### What is needed
Retype the records below exactly as they appear.

--- START Records for this task ---

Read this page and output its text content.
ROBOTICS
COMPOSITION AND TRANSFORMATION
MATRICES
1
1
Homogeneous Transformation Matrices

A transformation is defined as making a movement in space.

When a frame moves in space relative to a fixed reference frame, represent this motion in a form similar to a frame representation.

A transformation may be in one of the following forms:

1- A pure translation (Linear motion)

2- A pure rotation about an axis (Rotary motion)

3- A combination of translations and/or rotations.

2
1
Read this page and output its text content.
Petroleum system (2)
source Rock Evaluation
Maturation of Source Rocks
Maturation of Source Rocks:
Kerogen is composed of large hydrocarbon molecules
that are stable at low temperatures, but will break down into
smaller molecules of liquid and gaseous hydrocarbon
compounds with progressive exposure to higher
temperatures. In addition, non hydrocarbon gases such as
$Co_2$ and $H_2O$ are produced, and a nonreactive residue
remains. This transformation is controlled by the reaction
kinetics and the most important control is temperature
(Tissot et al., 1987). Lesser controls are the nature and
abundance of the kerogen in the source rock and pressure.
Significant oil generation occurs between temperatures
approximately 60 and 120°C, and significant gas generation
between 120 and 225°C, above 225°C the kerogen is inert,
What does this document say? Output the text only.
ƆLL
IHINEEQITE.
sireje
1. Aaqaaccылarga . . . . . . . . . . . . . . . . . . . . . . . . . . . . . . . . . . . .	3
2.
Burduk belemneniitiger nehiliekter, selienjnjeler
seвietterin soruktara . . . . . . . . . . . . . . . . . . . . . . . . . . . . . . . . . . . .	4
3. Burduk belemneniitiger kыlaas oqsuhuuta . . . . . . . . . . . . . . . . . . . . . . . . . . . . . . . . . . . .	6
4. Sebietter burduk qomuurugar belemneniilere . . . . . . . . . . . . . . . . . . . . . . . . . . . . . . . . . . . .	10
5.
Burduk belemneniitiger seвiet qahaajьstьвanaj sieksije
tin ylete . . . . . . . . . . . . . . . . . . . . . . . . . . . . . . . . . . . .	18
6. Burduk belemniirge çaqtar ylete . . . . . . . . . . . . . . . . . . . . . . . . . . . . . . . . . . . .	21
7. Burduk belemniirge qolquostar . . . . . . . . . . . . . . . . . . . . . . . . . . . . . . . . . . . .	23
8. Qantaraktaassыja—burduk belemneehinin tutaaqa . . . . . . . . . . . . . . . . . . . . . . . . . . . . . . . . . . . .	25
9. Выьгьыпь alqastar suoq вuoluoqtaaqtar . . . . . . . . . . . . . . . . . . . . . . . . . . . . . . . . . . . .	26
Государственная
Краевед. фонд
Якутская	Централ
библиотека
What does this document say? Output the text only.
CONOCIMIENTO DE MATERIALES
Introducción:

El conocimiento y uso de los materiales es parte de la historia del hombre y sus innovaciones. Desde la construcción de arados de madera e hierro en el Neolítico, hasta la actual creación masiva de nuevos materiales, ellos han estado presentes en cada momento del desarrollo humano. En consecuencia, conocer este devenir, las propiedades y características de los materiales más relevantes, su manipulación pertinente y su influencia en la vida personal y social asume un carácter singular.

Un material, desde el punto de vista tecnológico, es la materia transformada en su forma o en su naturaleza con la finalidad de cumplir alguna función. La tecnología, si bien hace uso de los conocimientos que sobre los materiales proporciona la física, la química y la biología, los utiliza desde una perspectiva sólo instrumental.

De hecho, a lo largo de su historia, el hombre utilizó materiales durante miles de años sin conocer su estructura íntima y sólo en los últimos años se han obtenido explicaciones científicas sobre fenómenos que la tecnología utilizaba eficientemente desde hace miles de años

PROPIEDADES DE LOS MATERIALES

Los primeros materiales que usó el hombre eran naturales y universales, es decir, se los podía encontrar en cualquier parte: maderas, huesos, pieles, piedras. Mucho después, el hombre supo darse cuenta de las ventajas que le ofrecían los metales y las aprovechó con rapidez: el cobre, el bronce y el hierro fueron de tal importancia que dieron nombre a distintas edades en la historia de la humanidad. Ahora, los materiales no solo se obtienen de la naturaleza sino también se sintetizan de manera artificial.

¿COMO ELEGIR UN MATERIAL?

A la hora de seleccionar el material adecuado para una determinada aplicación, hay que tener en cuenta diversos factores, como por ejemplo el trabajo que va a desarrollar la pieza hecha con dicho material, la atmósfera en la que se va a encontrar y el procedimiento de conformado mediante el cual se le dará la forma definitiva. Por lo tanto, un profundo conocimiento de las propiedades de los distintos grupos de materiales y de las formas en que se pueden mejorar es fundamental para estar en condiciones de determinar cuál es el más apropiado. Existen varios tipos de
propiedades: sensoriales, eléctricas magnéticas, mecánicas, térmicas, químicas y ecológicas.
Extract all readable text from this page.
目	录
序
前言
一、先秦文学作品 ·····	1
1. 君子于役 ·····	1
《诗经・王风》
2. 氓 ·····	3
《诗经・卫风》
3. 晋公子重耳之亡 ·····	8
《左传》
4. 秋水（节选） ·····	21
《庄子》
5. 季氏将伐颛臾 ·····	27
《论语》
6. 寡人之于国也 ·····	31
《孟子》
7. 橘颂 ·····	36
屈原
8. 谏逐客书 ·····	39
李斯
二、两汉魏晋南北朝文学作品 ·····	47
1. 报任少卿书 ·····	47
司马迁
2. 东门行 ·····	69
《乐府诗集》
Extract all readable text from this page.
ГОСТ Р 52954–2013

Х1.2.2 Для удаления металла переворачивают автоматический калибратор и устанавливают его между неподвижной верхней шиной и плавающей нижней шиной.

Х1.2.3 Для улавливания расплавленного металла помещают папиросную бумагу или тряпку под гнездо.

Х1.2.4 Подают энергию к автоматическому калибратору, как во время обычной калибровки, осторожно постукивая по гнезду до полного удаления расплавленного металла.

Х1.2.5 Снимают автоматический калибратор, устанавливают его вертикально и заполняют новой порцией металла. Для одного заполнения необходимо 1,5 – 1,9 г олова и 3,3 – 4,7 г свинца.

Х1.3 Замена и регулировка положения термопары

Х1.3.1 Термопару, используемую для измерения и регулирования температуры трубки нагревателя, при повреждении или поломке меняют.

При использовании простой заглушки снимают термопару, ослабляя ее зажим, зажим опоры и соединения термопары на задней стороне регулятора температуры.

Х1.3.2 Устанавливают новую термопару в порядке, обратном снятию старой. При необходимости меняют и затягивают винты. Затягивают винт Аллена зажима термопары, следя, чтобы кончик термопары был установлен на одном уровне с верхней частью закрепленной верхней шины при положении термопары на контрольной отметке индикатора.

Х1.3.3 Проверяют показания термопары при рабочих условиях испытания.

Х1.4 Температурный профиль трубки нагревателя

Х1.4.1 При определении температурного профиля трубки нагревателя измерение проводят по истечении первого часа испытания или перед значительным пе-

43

--- END Records for this task ---

### Result of the task
Read this page and output its text content.
ROBOTICS
COMPOSITION AND TRANSFORMATION
MATRICES
1
1
Homogeneous Transformation Matrices

A transformation is defined as making a movement in space.

When a frame moves in space relative to a fixed reference frame, represent this motion in a form similar to a frame representation.

A transformation may be in one of the following forms:

1- A pure translation (Linear motion)

2- A pure rotation about an axis (Rotary motion)

3- A combination of translations and/or rotations.

2
1
Read this page and output its text content.
Petroleum system (2)
source Rock Evaluation
Maturation of Source Rocks
Maturation of Source Rocks:
Kerogen is composed of large hydrocarbon molecules
that are stable at low temperatures, but will break down into
smaller molecules of liquid and gaseous hydrocarbon
compounds with progressive exposure to higher
temperatures. In addition, non hydrocarbon gases such as
$Co_2$ and $H_2O$ are produced, and a nonreactive residue
remains. This transformation is controlled by the reaction
kinetics and the most important control is temperature
(Tissot et al., 1987). Lesser controls are the nature and
abundance of the kerogen in the source rock and pressure.
Significant oil generation occurs between temperatures
approximately 60 and 120°C, and significant gas generation
between 120 and 225°C, above 225°C the kerogen is inert,
What does this document say? Output the text only.
ƆLL
IHINEEQITE.
sireje
1. Aaqaaccылarga . . . . . . . . . . . . . . . . . . . . . . . . . . . . . . . . . . . .	3
2.
Burduk belemneniitiger nehiliekter, selienjnjeler
seвietterin soruktara . . . . . . . . . . . . . . . . . . . . . . . . . . . . . . . . . . . .	4
3. Burduk belemneniitiger kыlaas oqsuhuuta . . . . . . . . . . . . . . . . . . . . . . . . . . . . . . . . . . . .	6
4. Sebietter burduk qomuurugar belemneniilere . . . . . . . . . . . . . . . . . . . . . . . . . . . . . . . . . . . .	10
5.
Burduk belemneniitiger seвiet qahaajьstьвanaj sieksije
tin ylete . . . . . . . . . . . . . . . . . . . . . . . . . . . . . . . . . . . .	18
6. Burduk belemniirge çaqtar ylete . . . . . . . . . . . . . . . . . . . . . . . . . . . . . . . . . . . .	21
7. Burduk belemniirge qolquostar . . . . . . . . . . . . . . . . . . . . . . . . . . . . . . . . . . . .	23
8. Qantaraktaassыja—burduk belemneehinin tutaaqa . . . . . . . . . . . . . . . . . . . . . . . . . . . . . . . . . . . .	25
9. Выьгьыпь alqastar suoq вuoluoqtaaqtar . . . . . . . . . . . . . . . . . . . . . . . . . . . . . . . . . . . .	26
Государственная
Краевед. фонд
Якутская	Централ
библиотека
What does this document say? Output the text only.
CONOCIMIENTO DE MATERIALES
Introducción:

El conocimiento y uso de los materiales es parte de la historia del hombre y sus innovaciones. Desde la construcción de arados de madera e hierro en el Neolítico, hasta la actual creación masiva de nuevos materiales, ellos han estado presentes en cada momento del desarrollo humano. En consecuencia, conocer este devenir, las propiedades y características de los materiales más relevantes, su manipulación pertinente y su influencia en la vida personal y social asume un carácter singular.

Un material, desde el punto de vista tecnológico, es la materia transformada en su forma o en su naturaleza con la finalidad de cumplir alguna función. La tecnología, si bien hace uso de los conocimientos que sobre los materiales proporciona la física, la química y la biología, los utiliza desde una perspectiva sólo instrumental.

De hecho, a lo largo de su historia, el hombre utilizó materiales durante miles de años sin conocer su estructura íntima y sólo en los últimos años se han obtenido explicaciones científicas sobre fenómenos que la tecnología utilizaba eficientemente desde hace miles de años

PROPIEDADES DE LOS MATERIALES

Los primeros materiales que usó el hombre eran naturales y universales, es decir, se los podía encontrar en cualquier parte: maderas, huesos, pieles, piedras. Mucho después, el hombre supo darse cuenta de las ventajas que le ofrecían los metales y las aprovechó con rapidez: el cobre, el bronce y el hierro fueron de tal importancia que dieron nombre a distintas edades en la historia de la humanidad. Ahora, los materiales no solo se obtienen de la naturaleza sino también se sintetizan de manera artificial.

¿COMO ELEGIR UN MATERIAL?

A la hora de seleccionar el material adecuado para una determinada aplicación, hay que tener en cuenta diversos factores, como por ejemplo el trabajo que va a desarrollar la pieza hecha con dicho material, la atmósfera en la que se va a encontrar y el procedimiento de conformado mediante el cual se le dará la forma definitiva. Por lo tanto, un profundo conocimiento de las propiedades de los distintos grupos de materiales y de las formas en que se pueden mejorar es fundamental para estar en condiciones de determinar cuál es el más apropiado. Existen varios tipos de
propiedades: sensoriales, eléctricas magnéticas, mecánicas, térmicas, químicas y ecológicas.
Extract all readable text from this page.
目	录
序
前言
一、先秦文学作品 ·····	1
1. 君子于役 ·····	1
《诗经・王风》
2. 氓 ·····	3
《诗经・卫风》
3. 晋公子重耳之亡 ·····	8
《左传》
4. 秋水（节选） ·····	21
《庄子》
5. 季氏将伐颛臾 ·····	27
《论语》
6. 寡人之于国也 ·····	31
《孟子》
7. 橘颂 ·····	36
屈原
8. 谏逐客书 ·····	39
李斯
二、两汉魏晋南北朝文学作品 ·····	47
1. 报任少卿书 ·····	47
司马迁
2. 东门行 ·····	69
《乐府诗集》
Extract all readable text from this page.
ГОСТ Р 52954–2013

Х1.2.2 Для удаления металла переворачивают автоматический калибратор и устанавливают его между неподвижной верхней шиной и плавающей нижней шиной.

Х1.2.3 Для улавливания расплавленного металла помещают папиросную бумагу или тряпку под гнездо.

Х1.2.4 Подают энергию к автоматическому калибратору, как во время обычной калибровки, осторожно постукивая по гнезду до полного удаления расплавленного металла.

Х1.2.5 Снимают автоматический калибратор, устанавливают его вертикально и заполняют новой порцией металла. Для одного заполнения необходимо 1,5 – 1,9 г олова и 3,3 – 4,7 г свинца.

Х1.3 Замена и регулировка положения термопары

Х1.3.1 Термопару, используемую для измерения и регулирования температуры трубки нагревателя, при повреждении или поломке меняют.

При использовании простой заглушки снимают термопару, ослабляя ее зажим, зажим опоры и соединения термопары на задней стороне регулятора температуры.

Х1.3.2 Устанавливают новую термопару в порядке, обратном снятию старой. При необходимости меняют и затягивают винты. Затягивают винт Аллена зажима термопары, следя, чтобы кончик термопары был установлен на одном уровне с верхней частью закрепленной верхней шины при положении термопары на контрольной отметке индикатора.

Х1.3.3 Проверяют показания термопары при рабочих условиях испытания.

Х1.4 Температурный профиль трубки нагревателя

Х1.4.1 При определении температурного профиля трубки нагревателя измерение проводят по истечении первого часа испытания или перед значительным пе-

43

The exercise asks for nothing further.